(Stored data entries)
###

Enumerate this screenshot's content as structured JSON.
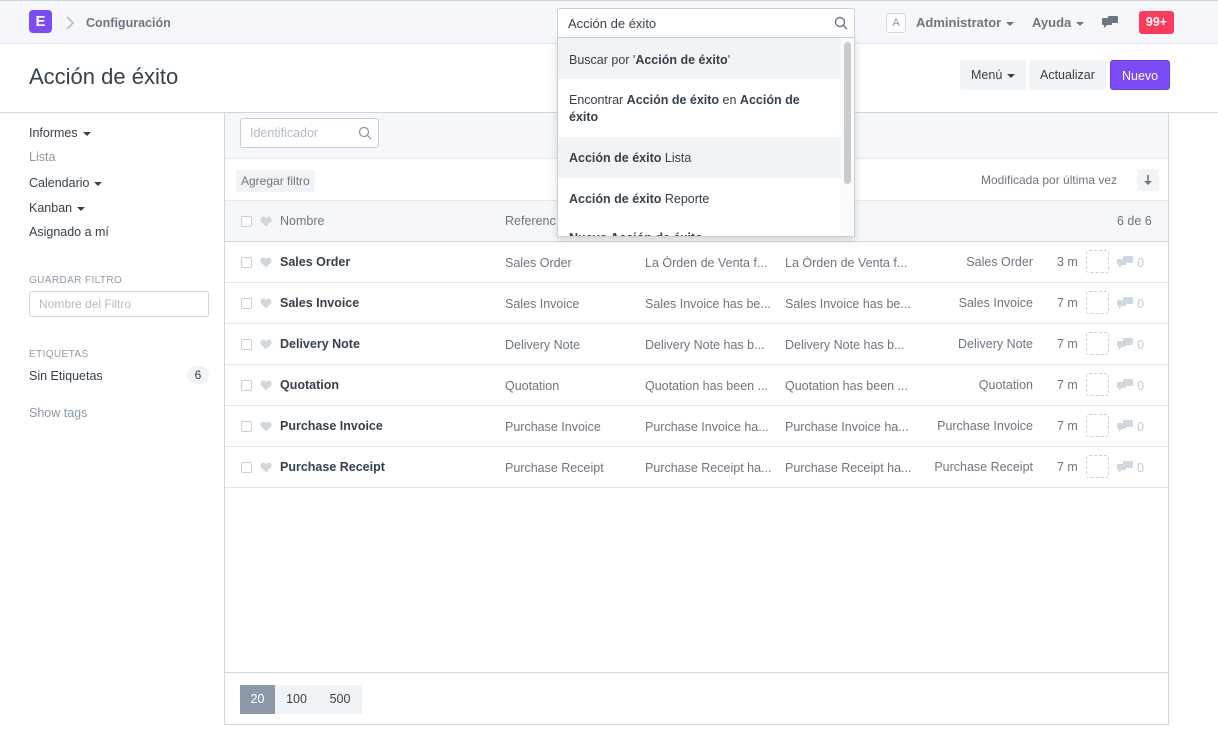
{
  "navbar": {
    "logo_letter": "E",
    "breadcrumb": "Configuración",
    "search_value": "Acción de éxito",
    "avatar_letter": "A",
    "user": "Administrator",
    "help": "Ayuda",
    "notifications": "99+"
  },
  "header": {
    "title": "Acción de éxito",
    "menu_label": "Menú",
    "refresh_label": "Actualizar",
    "new_label": "Nuevo"
  },
  "sidebar": {
    "reports": "Informes",
    "list": "Lista",
    "calendar": "Calendario",
    "kanban": "Kanban",
    "assigned": "Asignado a mí",
    "save_filter_label": "GUARDAR FILTRO",
    "filter_name_placeholder": "Nombre del Filtro",
    "tags_label": "ETIQUETAS",
    "no_tags": "Sin Etiquetas",
    "no_tags_count": "6",
    "show_tags": "Show tags"
  },
  "list": {
    "id_placeholder": "Identificador",
    "add_filter": "Agregar filtro",
    "sort_label": "Modificada por última vez",
    "col_name": "Nombre",
    "col_ref": "Referenc",
    "count": "6 de 6",
    "rows": [
      {
        "name": "Sales Order",
        "ref": "Sales Order",
        "msg1": "La Órden de Venta f...",
        "msg2": "La Órden de Venta f...",
        "doctype": "Sales Order",
        "time": "3 m",
        "comments": "0"
      },
      {
        "name": "Sales Invoice",
        "ref": "Sales Invoice",
        "msg1": "Sales Invoice has be...",
        "msg2": "Sales Invoice has be...",
        "doctype": "Sales Invoice",
        "time": "7 m",
        "comments": "0"
      },
      {
        "name": "Delivery Note",
        "ref": "Delivery Note",
        "msg1": "Delivery Note has b...",
        "msg2": "Delivery Note has b...",
        "doctype": "Delivery Note",
        "time": "7 m",
        "comments": "0"
      },
      {
        "name": "Quotation",
        "ref": "Quotation",
        "msg1": "Quotation has been ...",
        "msg2": "Quotation has been ...",
        "doctype": "Quotation",
        "time": "7 m",
        "comments": "0"
      },
      {
        "name": "Purchase Invoice",
        "ref": "Purchase Invoice",
        "msg1": "Purchase Invoice ha...",
        "msg2": "Purchase Invoice ha...",
        "doctype": "Purchase Invoice",
        "time": "7 m",
        "comments": "0"
      },
      {
        "name": "Purchase Receipt",
        "ref": "Purchase Receipt",
        "msg1": "Purchase Receipt ha...",
        "msg2": "Purchase Receipt ha...",
        "doctype": "Purchase Receipt",
        "time": "7 m",
        "comments": "0"
      }
    ],
    "page_sizes": [
      "20",
      "100",
      "500"
    ]
  },
  "dropdown": {
    "search_prefix": "Buscar por '",
    "search_term": "Acción de éxito",
    "search_suffix": "'",
    "find_prefix": "Encontrar ",
    "find_term": "Acción de éxito",
    "find_mid": " en ",
    "find_target_1": "Acción de",
    "find_target_2": "éxito",
    "list_term": "Acción de éxito",
    "list_suffix": " Lista",
    "report_term": "Acción de éxito",
    "report_suffix": " Reporte",
    "partial_item": "Nuevo Acción de éxito"
  },
  "colors": {
    "brand": "#7b4cf6",
    "notification": "#ff3b5c",
    "active_pager": "#8d99a6"
  }
}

###

> **EXERCISE**
Your copy should match the entries exactly, minus the pictures.

> **WRITTEN RESPONSE**
Enumerate this screenshot's content as structured JSON.
{
  "navbar": {
    "logo_letter": "E",
    "breadcrumb": "Configuración",
    "search_value": "Acción de éxito",
    "avatar_letter": "A",
    "user": "Administrator",
    "help": "Ayuda",
    "notifications": "99+"
  },
  "header": {
    "title": "Acción de éxito",
    "menu_label": "Menú",
    "refresh_label": "Actualizar",
    "new_label": "Nuevo"
  },
  "sidebar": {
    "reports": "Informes",
    "list": "Lista",
    "calendar": "Calendario",
    "kanban": "Kanban",
    "assigned": "Asignado a mí",
    "save_filter_label": "GUARDAR FILTRO",
    "filter_name_placeholder": "Nombre del Filtro",
    "tags_label": "ETIQUETAS",
    "no_tags": "Sin Etiquetas",
    "no_tags_count": "6",
    "show_tags": "Show tags"
  },
  "list": {
    "id_placeholder": "Identificador",
    "add_filter": "Agregar filtro",
    "sort_label": "Modificada por última vez",
    "col_name": "Nombre",
    "col_ref": "Referenc",
    "count": "6 de 6",
    "rows": [
      {
        "name": "Sales Order",
        "ref": "Sales Order",
        "msg1": "La Órden de Venta f...",
        "msg2": "La Órden de Venta f...",
        "doctype": "Sales Order",
        "time": "3 m",
        "comments": "0"
      },
      {
        "name": "Sales Invoice",
        "ref": "Sales Invoice",
        "msg1": "Sales Invoice has be...",
        "msg2": "Sales Invoice has be...",
        "doctype": "Sales Invoice",
        "time": "7 m",
        "comments": "0"
      },
      {
        "name": "Delivery Note",
        "ref": "Delivery Note",
        "msg1": "Delivery Note has b...",
        "msg2": "Delivery Note has b...",
        "doctype": "Delivery Note",
        "time": "7 m",
        "comments": "0"
      },
      {
        "name": "Quotation",
        "ref": "Quotation",
        "msg1": "Quotation has been ...",
        "msg2": "Quotation has been ...",
        "doctype": "Quotation",
        "time": "7 m",
        "comments": "0"
      },
      {
        "name": "Purchase Invoice",
        "ref": "Purchase Invoice",
        "msg1": "Purchase Invoice ha...",
        "msg2": "Purchase Invoice ha...",
        "doctype": "Purchase Invoice",
        "time": "7 m",
        "comments": "0"
      },
      {
        "name": "Purchase Receipt",
        "ref": "Purchase Receipt",
        "msg1": "Purchase Receipt ha...",
        "msg2": "Purchase Receipt ha...",
        "doctype": "Purchase Receipt",
        "time": "7 m",
        "comments": "0"
      }
    ],
    "page_sizes": [
      "20",
      "100",
      "500"
    ]
  },
  "dropdown": {
    "search_prefix": "Buscar por '",
    "search_term": "Acción de éxito",
    "search_suffix": "'",
    "find_prefix": "Encontrar ",
    "find_term": "Acción de éxito",
    "find_mid": " en ",
    "find_target_1": "Acción de",
    "find_target_2": "éxito",
    "list_term": "Acción de éxito",
    "list_suffix": " Lista",
    "report_term": "Acción de éxito",
    "report_suffix": " Reporte",
    "partial_item": "Nuevo Acción de éxito"
  },
  "colors": {
    "brand": "#7b4cf6",
    "notification": "#ff3b5c",
    "active_pager": "#8d99a6"
  }
}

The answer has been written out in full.